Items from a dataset
· · ·

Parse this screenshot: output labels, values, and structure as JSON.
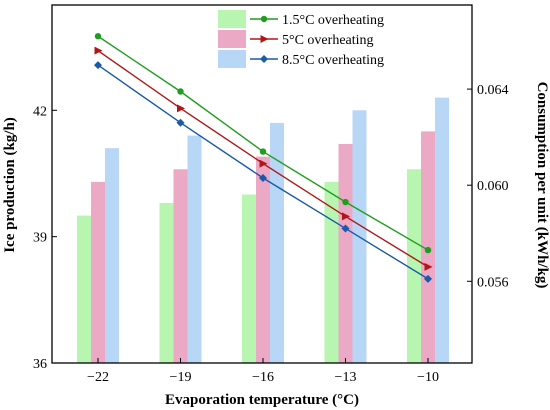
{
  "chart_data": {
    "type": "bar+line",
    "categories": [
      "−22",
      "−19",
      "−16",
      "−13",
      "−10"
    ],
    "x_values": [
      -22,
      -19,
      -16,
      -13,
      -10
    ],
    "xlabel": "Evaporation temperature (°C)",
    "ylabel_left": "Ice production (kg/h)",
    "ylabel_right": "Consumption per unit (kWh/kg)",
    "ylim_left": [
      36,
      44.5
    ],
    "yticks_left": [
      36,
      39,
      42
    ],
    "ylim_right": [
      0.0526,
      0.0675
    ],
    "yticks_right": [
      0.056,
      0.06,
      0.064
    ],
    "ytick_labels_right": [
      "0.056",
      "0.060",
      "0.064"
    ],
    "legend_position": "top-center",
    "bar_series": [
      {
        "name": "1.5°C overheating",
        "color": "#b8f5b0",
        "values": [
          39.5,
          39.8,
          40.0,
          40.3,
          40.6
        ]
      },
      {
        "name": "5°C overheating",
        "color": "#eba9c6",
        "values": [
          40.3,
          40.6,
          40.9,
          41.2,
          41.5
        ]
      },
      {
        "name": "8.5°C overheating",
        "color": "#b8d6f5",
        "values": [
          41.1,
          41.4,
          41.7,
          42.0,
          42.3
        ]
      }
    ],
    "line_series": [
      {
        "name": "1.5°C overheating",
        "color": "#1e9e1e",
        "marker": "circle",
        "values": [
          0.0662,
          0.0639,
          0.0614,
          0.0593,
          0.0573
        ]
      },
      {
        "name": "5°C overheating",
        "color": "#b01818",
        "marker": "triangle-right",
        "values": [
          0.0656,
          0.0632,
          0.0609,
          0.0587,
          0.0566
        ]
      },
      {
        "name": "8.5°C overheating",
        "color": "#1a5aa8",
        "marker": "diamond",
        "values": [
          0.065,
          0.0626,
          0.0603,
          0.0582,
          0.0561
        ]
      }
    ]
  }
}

· · ·

GOAL:
Go through the material above and print all of it exactly, except the pictures.

ANSWER FOR THIS EXERCISE:
Parse this screenshot: output labels, values, and structure as JSON.
{
  "chart_data": {
    "type": "bar+line",
    "categories": [
      "−22",
      "−19",
      "−16",
      "−13",
      "−10"
    ],
    "x_values": [
      -22,
      -19,
      -16,
      -13,
      -10
    ],
    "xlabel": "Evaporation temperature (°C)",
    "ylabel_left": "Ice production (kg/h)",
    "ylabel_right": "Consumption per unit (kWh/kg)",
    "ylim_left": [
      36,
      44.5
    ],
    "yticks_left": [
      36,
      39,
      42
    ],
    "ylim_right": [
      0.0526,
      0.0675
    ],
    "yticks_right": [
      0.056,
      0.06,
      0.064
    ],
    "ytick_labels_right": [
      "0.056",
      "0.060",
      "0.064"
    ],
    "legend_position": "top-center",
    "bar_series": [
      {
        "name": "1.5°C overheating",
        "color": "#b8f5b0",
        "values": [
          39.5,
          39.8,
          40.0,
          40.3,
          40.6
        ]
      },
      {
        "name": "5°C overheating",
        "color": "#eba9c6",
        "values": [
          40.3,
          40.6,
          40.9,
          41.2,
          41.5
        ]
      },
      {
        "name": "8.5°C overheating",
        "color": "#b8d6f5",
        "values": [
          41.1,
          41.4,
          41.7,
          42.0,
          42.3
        ]
      }
    ],
    "line_series": [
      {
        "name": "1.5°C overheating",
        "color": "#1e9e1e",
        "marker": "circle",
        "values": [
          0.0662,
          0.0639,
          0.0614,
          0.0593,
          0.0573
        ]
      },
      {
        "name": "5°C overheating",
        "color": "#b01818",
        "marker": "triangle-right",
        "values": [
          0.0656,
          0.0632,
          0.0609,
          0.0587,
          0.0566
        ]
      },
      {
        "name": "8.5°C overheating",
        "color": "#1a5aa8",
        "marker": "diamond",
        "values": [
          0.065,
          0.0626,
          0.0603,
          0.0582,
          0.0561
        ]
      }
    ]
  }
}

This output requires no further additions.